» What needs to be done: Track down the lines that contain "name" and copy them.
==== Given data ====
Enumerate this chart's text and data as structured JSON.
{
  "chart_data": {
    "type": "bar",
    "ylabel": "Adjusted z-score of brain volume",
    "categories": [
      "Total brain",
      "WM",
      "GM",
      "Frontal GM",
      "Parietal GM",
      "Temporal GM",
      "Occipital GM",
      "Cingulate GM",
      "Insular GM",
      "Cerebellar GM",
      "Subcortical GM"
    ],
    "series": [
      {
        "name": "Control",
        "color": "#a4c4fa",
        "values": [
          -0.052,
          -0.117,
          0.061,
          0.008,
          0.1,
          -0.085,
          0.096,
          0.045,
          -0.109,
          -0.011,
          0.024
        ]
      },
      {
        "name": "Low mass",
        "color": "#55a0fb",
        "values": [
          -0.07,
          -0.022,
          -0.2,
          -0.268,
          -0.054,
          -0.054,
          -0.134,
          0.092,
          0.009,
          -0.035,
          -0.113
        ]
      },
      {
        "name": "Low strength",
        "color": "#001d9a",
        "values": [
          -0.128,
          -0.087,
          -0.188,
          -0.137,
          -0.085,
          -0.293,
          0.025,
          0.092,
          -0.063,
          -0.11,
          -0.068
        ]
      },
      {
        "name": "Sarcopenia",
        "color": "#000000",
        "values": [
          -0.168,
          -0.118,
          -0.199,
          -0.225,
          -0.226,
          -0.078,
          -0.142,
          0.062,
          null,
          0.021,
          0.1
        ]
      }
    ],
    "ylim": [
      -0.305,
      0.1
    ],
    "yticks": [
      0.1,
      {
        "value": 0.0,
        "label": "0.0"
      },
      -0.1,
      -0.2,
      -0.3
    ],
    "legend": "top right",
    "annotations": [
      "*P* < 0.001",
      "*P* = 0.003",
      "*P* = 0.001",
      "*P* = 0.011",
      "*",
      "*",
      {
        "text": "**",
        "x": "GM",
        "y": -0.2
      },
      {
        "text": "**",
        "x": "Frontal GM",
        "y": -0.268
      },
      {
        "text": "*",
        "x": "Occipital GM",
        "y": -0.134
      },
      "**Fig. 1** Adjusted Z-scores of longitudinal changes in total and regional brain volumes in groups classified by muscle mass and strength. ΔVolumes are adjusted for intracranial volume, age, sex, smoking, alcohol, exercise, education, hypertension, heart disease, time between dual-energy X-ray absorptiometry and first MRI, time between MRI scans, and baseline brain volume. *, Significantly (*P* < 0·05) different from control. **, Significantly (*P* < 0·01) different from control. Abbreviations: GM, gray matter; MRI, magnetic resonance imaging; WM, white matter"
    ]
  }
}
====
» Output for this exercise:
        "name": "Control",
        "name": "Low mass",
        "name": "Low strength",
        "name": "Sarcopenia",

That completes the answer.